# WRITTEN REQUEST
Print the entries that appear below, exactly as written and without their pictures.

[Dataset excerpts]
++++++++++++++++++++

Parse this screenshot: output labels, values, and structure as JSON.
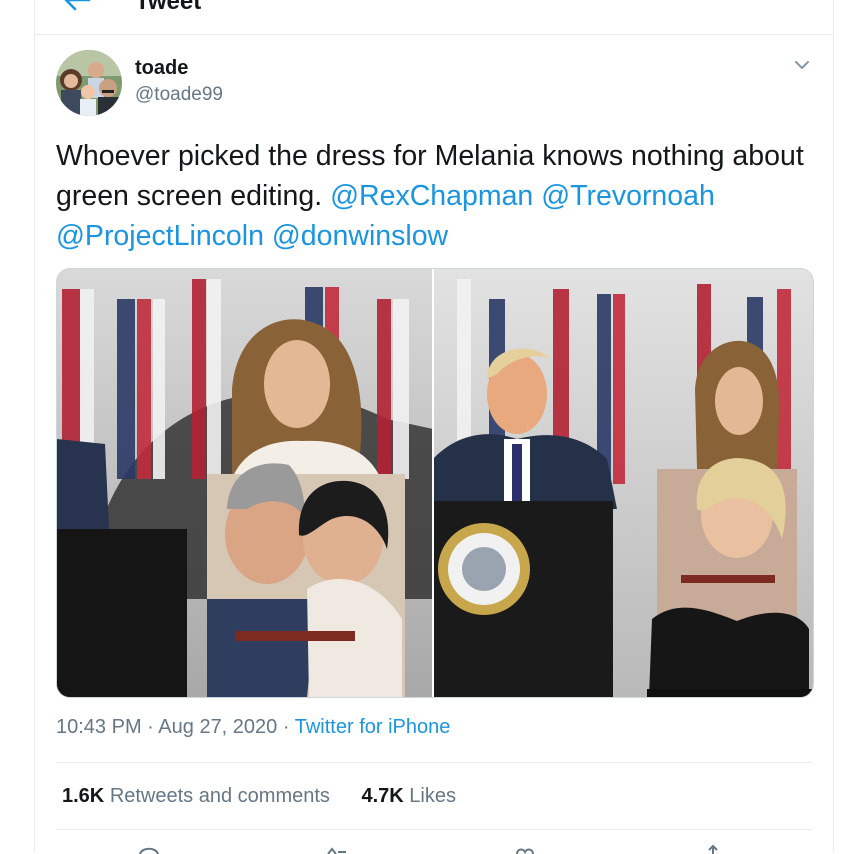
{
  "header": {
    "title": "Tweet"
  },
  "tweet": {
    "author_name": "toade",
    "author_handle": "@toade99",
    "text_plain": "Whoever picked the dress for Melania knows nothing about green screen editing.",
    "mentions": [
      "@RexChapman",
      "@Trevornoah",
      "@ProjectLincoln",
      "@donwinslow"
    ],
    "time": "10:43 PM",
    "date": "Aug 27, 2020",
    "source": "Twitter for iPhone",
    "separator": "·",
    "retweets_count": "1.6K",
    "retweets_label": "Retweets and comments",
    "likes_count": "4.7K",
    "likes_label": "Likes"
  },
  "icons": {
    "back": "arrow-left-icon",
    "more": "chevron-down-icon",
    "actions": [
      "reply-icon",
      "retweet-icon",
      "like-icon",
      "share-icon"
    ]
  },
  "colors": {
    "link": "#1b95e0",
    "secondary_text": "#657786",
    "border": "#e6ecf0"
  }
}
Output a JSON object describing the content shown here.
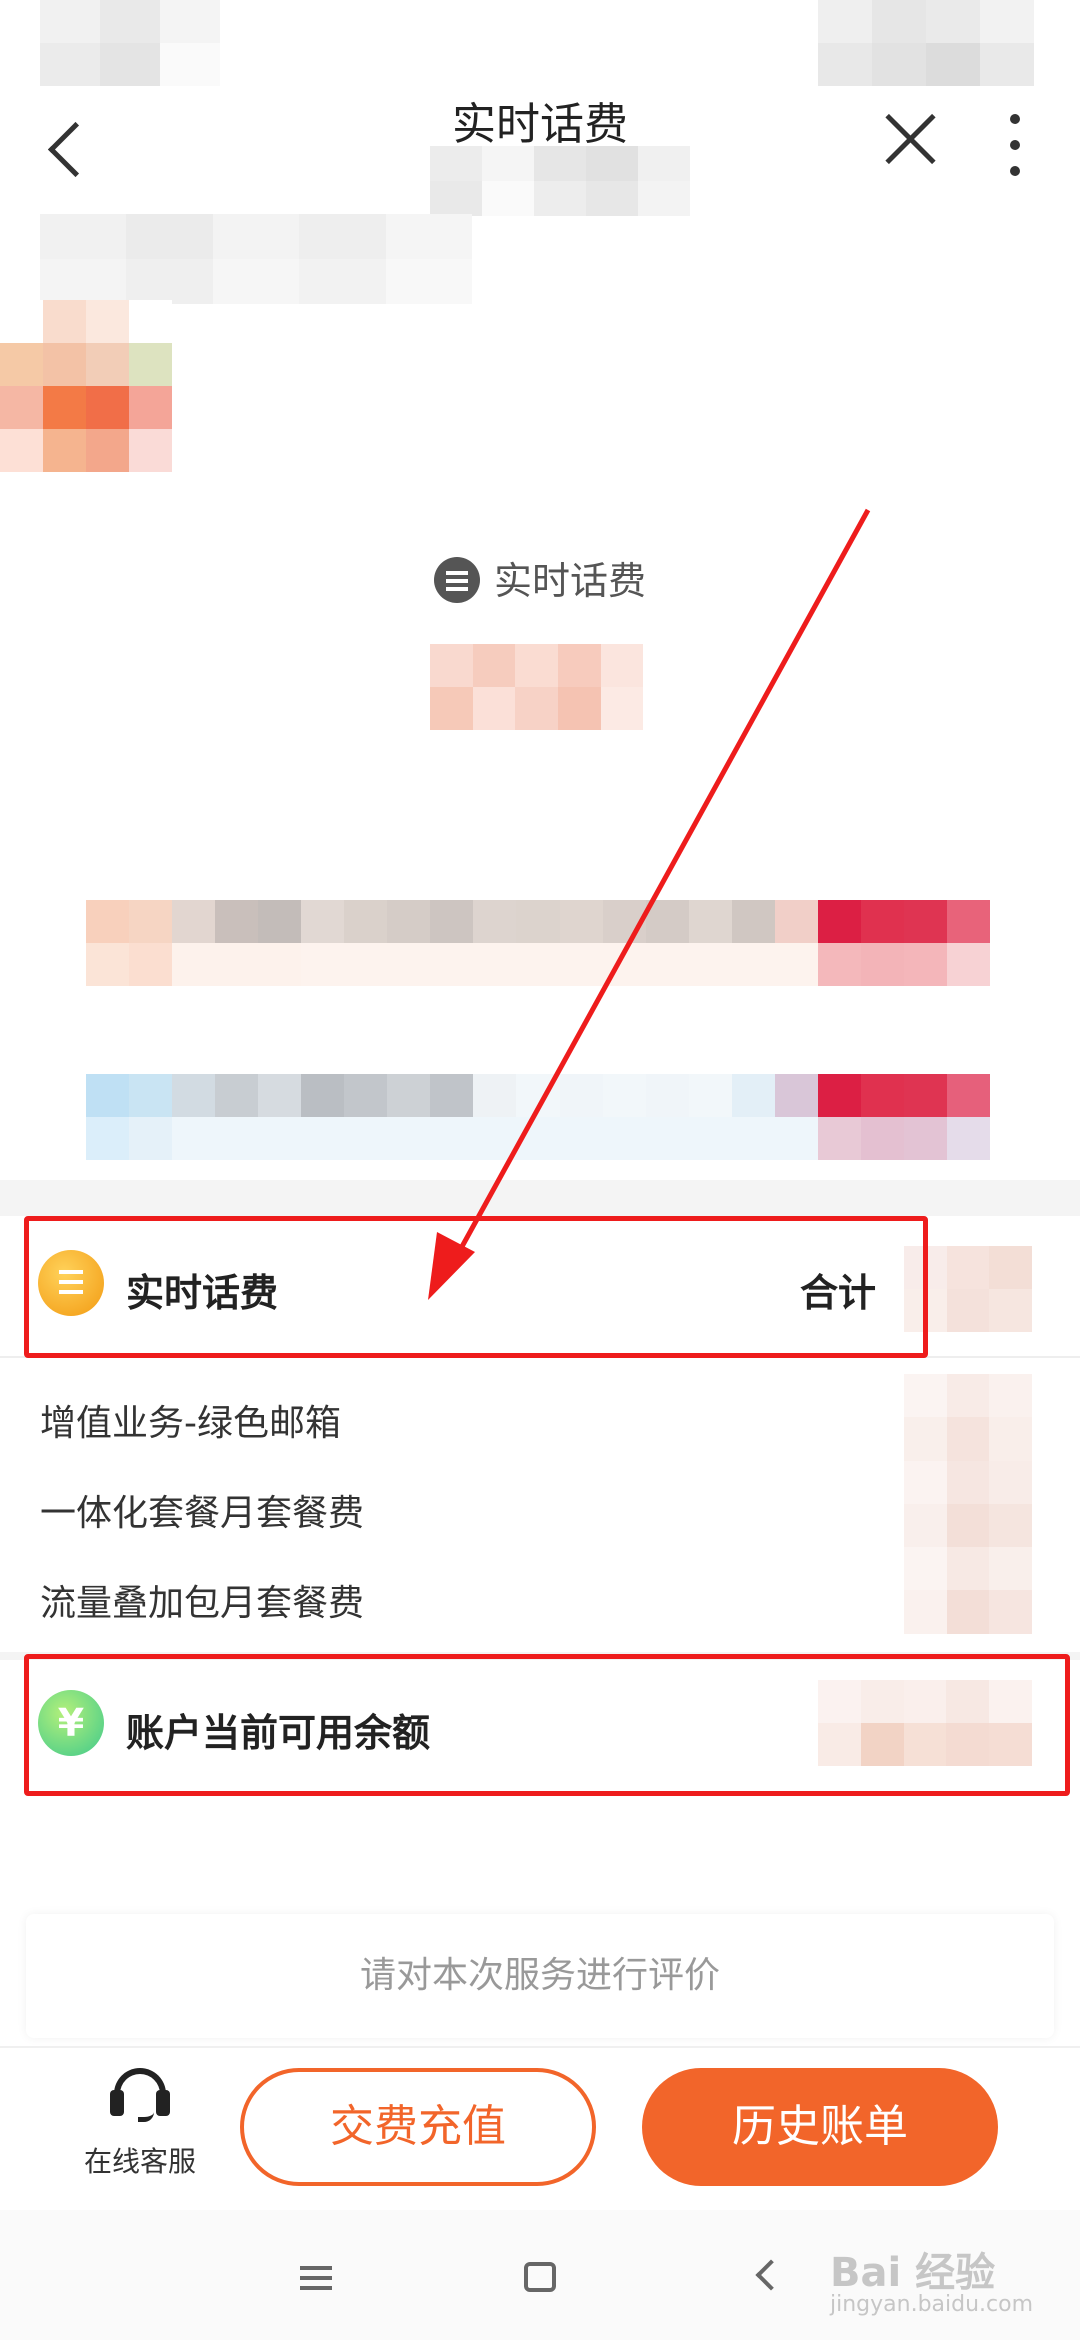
{
  "header": {
    "title": "实时话费"
  },
  "summary": {
    "label": "实时话费"
  },
  "fee_section": {
    "title": "实时话费",
    "total_label": "合计",
    "items": [
      {
        "name": "增值业务-绿色邮箱"
      },
      {
        "name": "一体化套餐月套餐费"
      },
      {
        "name": "流量叠加包月套餐费"
      }
    ]
  },
  "balance_section": {
    "title": "账户当前可用余额",
    "currency_symbol": "¥"
  },
  "rating": {
    "prompt": "请对本次服务进行评价"
  },
  "bottom_bar": {
    "service_label": "在线客服",
    "pay_label": "交费充值",
    "history_label": "历史账单"
  },
  "watermark": {
    "brand": "Bai 经验",
    "url": "jingyan.baidu.com"
  },
  "colors": {
    "accent_orange": "#f2652a",
    "annotation_red": "#ee1c1c",
    "fee_icon_orange": "#f5a21b",
    "balance_icon_green": "#7ed36a"
  },
  "icons": {
    "back": "chevron-left-icon",
    "close": "close-icon",
    "more": "more-vertical-icon",
    "summary": "list-icon",
    "fee": "list-icon",
    "balance": "yen-icon",
    "service": "headset-icon"
  }
}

++++++++++++++++++++

# OUTPUT FOR THIS EXERCISE
Parse this screenshot: output labels, values, and structure as JSON.
{
  "header": {
    "title": "Tweet"
  },
  "tweet": {
    "author_name": "toade",
    "author_handle": "@toade99",
    "text_plain": "Whoever picked the dress for Melania knows nothing about green screen editing.",
    "mentions": [
      "@RexChapman",
      "@Trevornoah",
      "@ProjectLincoln",
      "@donwinslow"
    ],
    "time": "10:43 PM",
    "date": "Aug 27, 2020",
    "source": "Twitter for iPhone",
    "separator": "·",
    "retweets_count": "1.6K",
    "retweets_label": "Retweets and comments",
    "likes_count": "4.7K",
    "likes_label": "Likes"
  },
  "icons": {
    "back": "arrow-left-icon",
    "more": "chevron-down-icon",
    "actions": [
      "reply-icon",
      "retweet-icon",
      "like-icon",
      "share-icon"
    ]
  },
  "colors": {
    "link": "#1b95e0",
    "secondary_text": "#657786",
    "border": "#e6ecf0"
  }
}
Output a JSON object describing the content shown here.
{
  "header": {
    "title": "实时话费"
  },
  "summary": {
    "label": "实时话费"
  },
  "fee_section": {
    "title": "实时话费",
    "total_label": "合计",
    "items": [
      {
        "name": "增值业务-绿色邮箱"
      },
      {
        "name": "一体化套餐月套餐费"
      },
      {
        "name": "流量叠加包月套餐费"
      }
    ]
  },
  "balance_section": {
    "title": "账户当前可用余额",
    "currency_symbol": "¥"
  },
  "rating": {
    "prompt": "请对本次服务进行评价"
  },
  "bottom_bar": {
    "service_label": "在线客服",
    "pay_label": "交费充值",
    "history_label": "历史账单"
  },
  "watermark": {
    "brand": "Bai 经验",
    "url": "jingyan.baidu.com"
  },
  "colors": {
    "accent_orange": "#f2652a",
    "annotation_red": "#ee1c1c",
    "fee_icon_orange": "#f5a21b",
    "balance_icon_green": "#7ed36a"
  },
  "icons": {
    "back": "chevron-left-icon",
    "close": "close-icon",
    "more": "more-vertical-icon",
    "summary": "list-icon",
    "fee": "list-icon",
    "balance": "yen-icon",
    "service": "headset-icon"
  }
}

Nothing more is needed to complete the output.